* _BRIEF_
Tally every line featuring "Educación", then give that tally alone.

* _INPUT DATA_

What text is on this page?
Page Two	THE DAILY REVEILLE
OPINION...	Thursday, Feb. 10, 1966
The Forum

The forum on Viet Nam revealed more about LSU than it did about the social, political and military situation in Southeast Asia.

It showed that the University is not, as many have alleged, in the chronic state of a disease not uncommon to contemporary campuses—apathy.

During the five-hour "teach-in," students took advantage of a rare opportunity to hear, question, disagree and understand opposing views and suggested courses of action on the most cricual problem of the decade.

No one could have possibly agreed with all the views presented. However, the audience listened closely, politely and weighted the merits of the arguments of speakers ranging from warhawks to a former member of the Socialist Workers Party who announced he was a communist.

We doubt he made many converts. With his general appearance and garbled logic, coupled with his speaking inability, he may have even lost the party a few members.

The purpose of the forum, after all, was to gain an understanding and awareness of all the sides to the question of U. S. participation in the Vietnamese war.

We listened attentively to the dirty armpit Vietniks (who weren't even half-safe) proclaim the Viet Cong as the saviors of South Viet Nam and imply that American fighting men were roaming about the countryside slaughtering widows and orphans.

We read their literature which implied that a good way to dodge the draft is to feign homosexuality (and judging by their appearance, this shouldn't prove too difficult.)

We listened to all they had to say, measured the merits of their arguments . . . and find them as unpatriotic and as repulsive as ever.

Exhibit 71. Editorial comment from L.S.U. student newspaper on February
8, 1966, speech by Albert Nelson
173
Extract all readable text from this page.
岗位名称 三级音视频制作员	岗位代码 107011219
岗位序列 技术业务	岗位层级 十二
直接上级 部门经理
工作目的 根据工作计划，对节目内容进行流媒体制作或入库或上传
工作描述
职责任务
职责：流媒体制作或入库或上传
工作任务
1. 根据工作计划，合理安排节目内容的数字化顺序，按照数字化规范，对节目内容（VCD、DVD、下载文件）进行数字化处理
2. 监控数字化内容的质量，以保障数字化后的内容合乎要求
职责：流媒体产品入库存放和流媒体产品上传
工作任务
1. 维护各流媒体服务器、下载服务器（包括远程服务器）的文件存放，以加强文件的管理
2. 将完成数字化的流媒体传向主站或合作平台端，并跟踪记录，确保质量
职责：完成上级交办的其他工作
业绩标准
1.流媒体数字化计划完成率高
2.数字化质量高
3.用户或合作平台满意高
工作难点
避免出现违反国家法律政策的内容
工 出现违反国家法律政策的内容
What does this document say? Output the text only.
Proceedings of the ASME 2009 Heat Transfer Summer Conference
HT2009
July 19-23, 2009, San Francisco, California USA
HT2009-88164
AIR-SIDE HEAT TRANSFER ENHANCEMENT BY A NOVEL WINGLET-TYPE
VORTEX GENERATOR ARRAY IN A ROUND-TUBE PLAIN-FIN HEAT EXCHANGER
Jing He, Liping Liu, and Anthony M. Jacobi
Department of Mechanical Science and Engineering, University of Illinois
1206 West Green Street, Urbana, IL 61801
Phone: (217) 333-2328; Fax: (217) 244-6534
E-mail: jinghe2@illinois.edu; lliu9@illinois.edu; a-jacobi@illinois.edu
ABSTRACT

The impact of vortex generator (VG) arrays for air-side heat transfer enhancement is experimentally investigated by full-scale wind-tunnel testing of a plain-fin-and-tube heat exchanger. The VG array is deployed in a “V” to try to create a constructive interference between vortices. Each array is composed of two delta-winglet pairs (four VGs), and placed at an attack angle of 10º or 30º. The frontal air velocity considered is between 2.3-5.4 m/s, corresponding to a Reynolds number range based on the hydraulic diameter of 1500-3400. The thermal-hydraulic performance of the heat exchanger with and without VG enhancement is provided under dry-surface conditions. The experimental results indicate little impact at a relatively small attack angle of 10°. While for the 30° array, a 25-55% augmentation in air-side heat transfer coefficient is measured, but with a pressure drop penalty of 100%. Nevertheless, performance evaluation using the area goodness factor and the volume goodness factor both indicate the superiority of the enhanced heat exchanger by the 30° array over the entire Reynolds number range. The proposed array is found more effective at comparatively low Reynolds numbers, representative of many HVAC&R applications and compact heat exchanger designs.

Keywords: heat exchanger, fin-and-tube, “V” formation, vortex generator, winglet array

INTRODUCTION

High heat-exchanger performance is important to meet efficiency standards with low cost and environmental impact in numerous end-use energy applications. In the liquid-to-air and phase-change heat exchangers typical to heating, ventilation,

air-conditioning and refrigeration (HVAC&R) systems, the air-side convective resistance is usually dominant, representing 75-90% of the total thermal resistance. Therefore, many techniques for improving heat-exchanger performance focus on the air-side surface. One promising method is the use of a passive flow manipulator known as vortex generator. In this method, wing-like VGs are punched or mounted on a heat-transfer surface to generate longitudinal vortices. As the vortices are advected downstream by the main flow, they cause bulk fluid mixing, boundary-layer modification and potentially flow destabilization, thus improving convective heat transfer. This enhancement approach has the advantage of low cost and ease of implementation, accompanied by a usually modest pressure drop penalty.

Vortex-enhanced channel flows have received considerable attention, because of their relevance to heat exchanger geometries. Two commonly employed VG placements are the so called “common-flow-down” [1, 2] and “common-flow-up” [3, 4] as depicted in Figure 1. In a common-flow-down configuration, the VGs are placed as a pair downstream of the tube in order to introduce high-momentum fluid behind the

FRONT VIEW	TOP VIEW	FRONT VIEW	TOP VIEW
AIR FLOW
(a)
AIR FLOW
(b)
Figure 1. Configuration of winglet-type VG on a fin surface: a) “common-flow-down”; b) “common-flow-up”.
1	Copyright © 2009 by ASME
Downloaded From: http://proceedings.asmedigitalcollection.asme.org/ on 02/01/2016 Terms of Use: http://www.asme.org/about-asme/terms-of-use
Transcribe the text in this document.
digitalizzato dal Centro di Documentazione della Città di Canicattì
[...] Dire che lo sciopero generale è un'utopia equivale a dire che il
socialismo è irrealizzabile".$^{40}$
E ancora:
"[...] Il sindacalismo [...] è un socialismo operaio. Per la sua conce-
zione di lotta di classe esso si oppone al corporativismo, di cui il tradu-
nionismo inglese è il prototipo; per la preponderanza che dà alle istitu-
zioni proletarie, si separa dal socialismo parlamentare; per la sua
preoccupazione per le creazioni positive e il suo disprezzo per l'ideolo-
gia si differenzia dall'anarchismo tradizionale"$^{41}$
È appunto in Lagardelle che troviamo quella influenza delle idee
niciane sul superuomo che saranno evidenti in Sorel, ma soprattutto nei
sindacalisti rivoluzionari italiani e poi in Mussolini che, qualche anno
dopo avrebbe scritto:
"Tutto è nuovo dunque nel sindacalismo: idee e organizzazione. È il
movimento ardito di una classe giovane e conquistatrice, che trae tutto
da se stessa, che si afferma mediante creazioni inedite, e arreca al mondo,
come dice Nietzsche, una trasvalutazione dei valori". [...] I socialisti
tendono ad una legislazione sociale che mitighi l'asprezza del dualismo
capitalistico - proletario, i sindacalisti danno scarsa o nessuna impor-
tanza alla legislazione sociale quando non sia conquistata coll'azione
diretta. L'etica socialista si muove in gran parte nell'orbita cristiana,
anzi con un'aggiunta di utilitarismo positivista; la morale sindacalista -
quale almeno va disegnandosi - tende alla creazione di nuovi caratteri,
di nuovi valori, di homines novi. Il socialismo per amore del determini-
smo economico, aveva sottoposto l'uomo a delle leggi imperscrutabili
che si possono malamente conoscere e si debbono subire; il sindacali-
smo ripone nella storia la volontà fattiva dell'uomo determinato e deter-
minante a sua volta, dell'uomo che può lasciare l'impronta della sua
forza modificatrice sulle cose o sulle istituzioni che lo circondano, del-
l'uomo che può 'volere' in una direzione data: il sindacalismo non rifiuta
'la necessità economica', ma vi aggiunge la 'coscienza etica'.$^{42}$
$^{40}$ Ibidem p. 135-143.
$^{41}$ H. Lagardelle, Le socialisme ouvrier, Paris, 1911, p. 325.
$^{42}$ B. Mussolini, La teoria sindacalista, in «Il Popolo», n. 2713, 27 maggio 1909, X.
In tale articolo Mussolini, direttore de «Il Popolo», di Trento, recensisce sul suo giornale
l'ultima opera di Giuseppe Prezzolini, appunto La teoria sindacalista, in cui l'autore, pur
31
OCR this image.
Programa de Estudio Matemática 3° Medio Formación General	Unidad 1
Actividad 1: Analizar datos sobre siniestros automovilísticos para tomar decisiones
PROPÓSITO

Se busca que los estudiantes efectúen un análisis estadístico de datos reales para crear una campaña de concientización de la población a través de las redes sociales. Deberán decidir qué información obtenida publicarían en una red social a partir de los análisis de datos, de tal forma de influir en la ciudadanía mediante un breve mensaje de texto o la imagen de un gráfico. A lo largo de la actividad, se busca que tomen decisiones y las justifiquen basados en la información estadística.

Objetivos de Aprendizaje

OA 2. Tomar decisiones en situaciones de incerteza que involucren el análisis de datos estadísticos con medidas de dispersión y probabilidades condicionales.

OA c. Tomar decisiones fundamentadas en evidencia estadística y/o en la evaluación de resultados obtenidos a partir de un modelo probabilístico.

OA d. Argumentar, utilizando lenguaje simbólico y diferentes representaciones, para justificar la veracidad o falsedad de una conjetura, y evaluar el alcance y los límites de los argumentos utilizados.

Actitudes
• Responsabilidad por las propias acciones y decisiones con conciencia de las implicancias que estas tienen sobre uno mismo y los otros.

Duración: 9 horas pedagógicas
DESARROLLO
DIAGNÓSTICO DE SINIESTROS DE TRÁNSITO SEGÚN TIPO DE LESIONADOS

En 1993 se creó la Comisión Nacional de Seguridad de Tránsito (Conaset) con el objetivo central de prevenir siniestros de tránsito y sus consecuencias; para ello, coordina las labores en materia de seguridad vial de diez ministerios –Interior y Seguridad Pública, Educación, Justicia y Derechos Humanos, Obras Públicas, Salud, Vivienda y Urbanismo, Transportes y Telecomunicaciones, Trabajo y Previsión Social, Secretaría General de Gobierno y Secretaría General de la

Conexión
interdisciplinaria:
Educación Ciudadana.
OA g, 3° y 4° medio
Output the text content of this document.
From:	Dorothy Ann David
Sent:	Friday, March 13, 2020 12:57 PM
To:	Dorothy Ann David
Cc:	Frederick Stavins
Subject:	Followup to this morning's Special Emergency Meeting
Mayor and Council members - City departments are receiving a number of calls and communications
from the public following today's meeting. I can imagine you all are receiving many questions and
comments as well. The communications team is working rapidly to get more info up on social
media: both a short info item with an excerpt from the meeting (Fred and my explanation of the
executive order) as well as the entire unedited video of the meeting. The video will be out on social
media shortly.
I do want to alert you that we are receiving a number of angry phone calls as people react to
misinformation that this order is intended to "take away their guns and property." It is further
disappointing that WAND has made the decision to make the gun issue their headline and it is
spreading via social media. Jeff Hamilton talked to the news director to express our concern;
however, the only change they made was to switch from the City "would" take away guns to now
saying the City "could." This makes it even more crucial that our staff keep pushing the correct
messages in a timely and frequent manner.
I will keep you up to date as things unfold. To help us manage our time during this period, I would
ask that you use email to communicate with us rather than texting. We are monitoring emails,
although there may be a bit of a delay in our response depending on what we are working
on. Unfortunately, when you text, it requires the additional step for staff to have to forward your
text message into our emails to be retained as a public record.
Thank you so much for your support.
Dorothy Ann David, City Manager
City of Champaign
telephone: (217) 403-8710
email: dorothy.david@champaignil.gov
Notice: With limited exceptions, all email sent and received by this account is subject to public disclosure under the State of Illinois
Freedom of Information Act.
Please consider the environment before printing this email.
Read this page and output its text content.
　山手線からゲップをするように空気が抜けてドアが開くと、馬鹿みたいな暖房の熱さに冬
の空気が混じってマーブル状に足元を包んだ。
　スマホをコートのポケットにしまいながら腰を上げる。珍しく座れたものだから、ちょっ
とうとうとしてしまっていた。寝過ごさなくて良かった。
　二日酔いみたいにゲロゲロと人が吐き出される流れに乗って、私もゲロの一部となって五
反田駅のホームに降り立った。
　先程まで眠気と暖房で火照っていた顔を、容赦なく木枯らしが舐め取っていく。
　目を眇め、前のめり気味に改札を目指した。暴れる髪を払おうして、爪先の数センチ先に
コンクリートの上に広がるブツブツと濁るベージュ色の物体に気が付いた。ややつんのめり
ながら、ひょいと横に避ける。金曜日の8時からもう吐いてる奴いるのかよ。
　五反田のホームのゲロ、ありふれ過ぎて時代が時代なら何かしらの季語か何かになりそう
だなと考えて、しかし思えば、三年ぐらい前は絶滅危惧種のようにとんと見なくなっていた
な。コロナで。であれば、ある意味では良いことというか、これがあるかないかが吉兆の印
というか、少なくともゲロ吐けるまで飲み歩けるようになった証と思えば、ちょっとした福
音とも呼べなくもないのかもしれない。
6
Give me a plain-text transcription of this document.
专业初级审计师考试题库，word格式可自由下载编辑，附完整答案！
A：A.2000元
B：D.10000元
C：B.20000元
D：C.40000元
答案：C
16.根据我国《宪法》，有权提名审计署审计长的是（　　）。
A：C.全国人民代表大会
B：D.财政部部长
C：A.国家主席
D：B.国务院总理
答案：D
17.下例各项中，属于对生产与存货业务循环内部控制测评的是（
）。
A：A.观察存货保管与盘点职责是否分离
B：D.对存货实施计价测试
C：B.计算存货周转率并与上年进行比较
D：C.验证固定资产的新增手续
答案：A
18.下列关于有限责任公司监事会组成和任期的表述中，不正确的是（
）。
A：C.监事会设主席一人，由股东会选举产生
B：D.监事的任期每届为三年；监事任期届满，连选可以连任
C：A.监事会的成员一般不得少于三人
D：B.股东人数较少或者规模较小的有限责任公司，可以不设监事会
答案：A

* _FINISHED ANSWER_
2